** start of Available data **

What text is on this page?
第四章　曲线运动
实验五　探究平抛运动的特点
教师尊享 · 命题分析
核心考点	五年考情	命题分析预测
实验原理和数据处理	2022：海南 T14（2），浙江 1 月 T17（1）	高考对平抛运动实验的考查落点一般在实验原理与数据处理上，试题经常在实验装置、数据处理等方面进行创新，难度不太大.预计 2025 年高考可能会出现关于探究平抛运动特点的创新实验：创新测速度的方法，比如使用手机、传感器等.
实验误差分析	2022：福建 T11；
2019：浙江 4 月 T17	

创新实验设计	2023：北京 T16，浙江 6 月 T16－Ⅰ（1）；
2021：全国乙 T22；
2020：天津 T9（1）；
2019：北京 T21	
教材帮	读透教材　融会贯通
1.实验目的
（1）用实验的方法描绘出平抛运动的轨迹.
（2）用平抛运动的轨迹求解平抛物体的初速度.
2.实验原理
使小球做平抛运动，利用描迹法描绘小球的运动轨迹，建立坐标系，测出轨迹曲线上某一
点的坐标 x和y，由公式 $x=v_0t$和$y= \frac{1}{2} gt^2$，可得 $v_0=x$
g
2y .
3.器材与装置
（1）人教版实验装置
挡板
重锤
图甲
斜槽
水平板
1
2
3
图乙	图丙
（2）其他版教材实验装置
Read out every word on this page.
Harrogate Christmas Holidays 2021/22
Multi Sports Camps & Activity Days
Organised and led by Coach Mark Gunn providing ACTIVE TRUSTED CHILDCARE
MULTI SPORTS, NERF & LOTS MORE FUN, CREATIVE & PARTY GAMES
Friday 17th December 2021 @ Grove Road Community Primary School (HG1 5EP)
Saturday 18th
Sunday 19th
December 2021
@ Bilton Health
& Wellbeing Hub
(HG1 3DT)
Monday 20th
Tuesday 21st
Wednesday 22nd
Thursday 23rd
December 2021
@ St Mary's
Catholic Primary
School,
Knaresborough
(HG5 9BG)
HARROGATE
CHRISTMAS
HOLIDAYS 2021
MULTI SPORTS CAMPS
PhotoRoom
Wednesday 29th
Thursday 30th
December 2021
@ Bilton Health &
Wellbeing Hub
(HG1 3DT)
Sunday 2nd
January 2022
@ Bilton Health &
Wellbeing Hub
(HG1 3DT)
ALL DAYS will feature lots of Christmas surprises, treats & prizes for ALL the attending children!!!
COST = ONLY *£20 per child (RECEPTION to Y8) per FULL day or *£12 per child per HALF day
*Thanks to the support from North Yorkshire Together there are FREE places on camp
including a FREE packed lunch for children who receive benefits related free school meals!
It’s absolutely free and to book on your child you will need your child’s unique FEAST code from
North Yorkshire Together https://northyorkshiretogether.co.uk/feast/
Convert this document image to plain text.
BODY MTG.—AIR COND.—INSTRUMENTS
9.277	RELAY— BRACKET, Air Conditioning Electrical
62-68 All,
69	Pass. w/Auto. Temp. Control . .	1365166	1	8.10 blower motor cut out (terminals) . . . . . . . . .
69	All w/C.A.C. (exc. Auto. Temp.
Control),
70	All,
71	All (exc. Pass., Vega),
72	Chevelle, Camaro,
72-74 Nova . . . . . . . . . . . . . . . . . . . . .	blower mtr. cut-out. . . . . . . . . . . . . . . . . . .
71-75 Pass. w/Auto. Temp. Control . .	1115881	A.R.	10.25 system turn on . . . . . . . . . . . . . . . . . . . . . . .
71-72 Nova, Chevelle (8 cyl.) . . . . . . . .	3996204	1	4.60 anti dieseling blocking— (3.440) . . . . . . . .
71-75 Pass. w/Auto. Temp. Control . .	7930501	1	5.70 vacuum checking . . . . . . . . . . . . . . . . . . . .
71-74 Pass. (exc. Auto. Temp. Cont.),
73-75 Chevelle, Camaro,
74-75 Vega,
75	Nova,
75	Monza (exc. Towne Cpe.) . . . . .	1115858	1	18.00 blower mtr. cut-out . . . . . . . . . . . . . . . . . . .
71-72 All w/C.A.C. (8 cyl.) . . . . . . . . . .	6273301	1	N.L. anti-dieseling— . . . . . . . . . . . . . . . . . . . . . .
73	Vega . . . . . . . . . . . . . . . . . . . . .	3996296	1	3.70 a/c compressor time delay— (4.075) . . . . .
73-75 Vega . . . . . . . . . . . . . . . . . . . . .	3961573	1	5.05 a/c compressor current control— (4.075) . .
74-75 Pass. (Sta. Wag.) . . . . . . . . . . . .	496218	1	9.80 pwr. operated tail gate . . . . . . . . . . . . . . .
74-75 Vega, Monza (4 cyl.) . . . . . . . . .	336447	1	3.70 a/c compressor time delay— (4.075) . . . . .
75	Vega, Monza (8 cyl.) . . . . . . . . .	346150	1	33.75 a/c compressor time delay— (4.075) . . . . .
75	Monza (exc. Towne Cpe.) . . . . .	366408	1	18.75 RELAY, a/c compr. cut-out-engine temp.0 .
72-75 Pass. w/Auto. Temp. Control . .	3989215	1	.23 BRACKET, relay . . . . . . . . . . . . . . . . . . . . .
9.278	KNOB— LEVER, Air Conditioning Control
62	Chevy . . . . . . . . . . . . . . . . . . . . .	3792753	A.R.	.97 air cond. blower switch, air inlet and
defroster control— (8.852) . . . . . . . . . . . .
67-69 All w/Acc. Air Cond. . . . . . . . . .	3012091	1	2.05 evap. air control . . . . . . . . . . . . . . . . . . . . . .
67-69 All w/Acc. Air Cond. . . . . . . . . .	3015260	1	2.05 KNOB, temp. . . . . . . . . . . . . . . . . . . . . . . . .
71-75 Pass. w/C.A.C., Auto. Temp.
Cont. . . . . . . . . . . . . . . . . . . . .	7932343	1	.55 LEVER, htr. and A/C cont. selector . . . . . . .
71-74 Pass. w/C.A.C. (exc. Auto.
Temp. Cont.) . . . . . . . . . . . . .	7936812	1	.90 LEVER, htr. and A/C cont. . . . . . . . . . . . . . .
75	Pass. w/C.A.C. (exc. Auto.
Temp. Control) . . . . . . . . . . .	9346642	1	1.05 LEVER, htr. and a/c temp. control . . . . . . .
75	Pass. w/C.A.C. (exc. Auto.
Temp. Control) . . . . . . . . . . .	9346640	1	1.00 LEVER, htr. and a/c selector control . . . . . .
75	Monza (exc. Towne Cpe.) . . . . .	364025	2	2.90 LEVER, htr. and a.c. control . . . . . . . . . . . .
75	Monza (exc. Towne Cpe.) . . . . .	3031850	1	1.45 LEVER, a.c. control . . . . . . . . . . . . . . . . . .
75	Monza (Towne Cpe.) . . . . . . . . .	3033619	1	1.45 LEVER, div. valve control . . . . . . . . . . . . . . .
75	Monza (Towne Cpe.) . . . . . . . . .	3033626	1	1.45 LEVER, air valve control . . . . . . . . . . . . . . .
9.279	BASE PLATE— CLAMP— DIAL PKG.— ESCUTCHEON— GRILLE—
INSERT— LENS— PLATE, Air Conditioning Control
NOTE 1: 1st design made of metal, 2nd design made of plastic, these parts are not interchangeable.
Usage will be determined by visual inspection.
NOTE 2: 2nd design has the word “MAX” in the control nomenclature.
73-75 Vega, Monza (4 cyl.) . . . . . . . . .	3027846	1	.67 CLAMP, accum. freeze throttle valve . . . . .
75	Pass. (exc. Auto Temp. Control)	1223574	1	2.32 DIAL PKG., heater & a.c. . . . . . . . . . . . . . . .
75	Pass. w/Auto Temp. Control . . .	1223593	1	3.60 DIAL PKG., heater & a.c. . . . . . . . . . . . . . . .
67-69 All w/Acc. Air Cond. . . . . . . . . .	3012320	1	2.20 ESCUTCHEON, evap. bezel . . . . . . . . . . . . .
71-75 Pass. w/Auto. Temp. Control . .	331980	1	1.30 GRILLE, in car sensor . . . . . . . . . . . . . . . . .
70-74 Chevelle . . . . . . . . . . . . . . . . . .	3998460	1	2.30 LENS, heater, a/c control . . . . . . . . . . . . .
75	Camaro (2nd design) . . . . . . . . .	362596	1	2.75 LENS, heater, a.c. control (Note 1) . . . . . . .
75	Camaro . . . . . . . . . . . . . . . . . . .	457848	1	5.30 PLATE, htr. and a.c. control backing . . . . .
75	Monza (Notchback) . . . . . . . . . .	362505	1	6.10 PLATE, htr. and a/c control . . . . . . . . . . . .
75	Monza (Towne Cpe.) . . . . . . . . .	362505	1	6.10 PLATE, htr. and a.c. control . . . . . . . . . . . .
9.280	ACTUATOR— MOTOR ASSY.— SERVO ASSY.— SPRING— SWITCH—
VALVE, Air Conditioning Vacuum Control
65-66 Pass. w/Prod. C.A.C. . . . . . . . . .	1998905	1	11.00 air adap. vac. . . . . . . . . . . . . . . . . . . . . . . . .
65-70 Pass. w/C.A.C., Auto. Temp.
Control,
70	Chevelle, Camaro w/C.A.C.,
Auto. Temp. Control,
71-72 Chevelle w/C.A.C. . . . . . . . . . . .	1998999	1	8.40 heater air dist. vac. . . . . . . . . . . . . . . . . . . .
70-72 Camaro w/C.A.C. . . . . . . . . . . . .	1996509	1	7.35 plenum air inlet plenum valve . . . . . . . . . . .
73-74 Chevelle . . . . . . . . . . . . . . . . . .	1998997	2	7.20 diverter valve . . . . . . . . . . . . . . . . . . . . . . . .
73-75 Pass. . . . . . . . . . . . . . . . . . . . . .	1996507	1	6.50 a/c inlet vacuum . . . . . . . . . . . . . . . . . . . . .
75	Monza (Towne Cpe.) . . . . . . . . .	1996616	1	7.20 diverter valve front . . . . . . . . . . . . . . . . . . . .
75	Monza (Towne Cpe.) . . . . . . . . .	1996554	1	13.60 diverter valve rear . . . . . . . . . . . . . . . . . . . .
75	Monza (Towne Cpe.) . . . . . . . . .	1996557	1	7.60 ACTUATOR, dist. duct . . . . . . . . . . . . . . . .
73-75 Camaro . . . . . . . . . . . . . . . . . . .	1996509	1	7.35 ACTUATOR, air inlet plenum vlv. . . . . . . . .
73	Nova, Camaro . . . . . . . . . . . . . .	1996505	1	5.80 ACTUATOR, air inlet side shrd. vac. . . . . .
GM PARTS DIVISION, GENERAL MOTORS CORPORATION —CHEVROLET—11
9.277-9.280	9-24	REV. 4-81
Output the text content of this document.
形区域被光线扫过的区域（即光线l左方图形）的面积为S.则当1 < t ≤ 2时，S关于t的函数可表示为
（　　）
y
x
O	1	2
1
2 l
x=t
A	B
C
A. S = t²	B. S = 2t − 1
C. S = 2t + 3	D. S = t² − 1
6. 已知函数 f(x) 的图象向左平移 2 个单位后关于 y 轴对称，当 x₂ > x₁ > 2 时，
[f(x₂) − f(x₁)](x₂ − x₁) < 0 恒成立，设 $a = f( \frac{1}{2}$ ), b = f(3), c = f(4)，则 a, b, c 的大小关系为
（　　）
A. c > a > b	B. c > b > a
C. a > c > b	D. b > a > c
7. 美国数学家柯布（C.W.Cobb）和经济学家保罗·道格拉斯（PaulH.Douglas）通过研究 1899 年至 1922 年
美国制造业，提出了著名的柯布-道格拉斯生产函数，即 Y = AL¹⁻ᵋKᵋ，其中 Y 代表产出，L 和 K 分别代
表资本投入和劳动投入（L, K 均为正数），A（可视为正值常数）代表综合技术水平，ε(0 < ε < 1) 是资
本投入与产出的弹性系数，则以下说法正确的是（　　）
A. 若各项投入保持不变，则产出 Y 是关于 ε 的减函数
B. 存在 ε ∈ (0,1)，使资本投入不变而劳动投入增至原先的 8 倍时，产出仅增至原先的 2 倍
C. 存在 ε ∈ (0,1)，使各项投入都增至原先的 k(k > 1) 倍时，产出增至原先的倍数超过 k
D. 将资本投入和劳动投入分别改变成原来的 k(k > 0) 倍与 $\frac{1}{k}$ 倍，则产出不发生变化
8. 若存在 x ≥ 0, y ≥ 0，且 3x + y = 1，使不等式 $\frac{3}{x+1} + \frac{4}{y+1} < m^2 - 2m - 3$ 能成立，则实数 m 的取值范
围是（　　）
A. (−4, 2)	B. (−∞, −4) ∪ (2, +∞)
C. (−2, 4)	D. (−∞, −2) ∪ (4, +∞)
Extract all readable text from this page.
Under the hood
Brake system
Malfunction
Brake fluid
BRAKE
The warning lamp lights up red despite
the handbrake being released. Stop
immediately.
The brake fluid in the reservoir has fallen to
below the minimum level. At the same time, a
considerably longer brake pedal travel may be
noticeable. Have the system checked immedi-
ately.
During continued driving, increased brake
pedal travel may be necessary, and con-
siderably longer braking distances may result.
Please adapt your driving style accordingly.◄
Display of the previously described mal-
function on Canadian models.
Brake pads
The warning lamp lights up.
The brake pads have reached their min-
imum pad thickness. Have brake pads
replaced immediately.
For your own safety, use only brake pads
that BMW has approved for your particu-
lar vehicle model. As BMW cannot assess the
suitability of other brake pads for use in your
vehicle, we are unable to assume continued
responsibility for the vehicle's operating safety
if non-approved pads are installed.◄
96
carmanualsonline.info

** end of Available data **

Find the lines holding "driving" and list every one.

During continued driving, increased brake
Please adapt your driving style accordingly.◄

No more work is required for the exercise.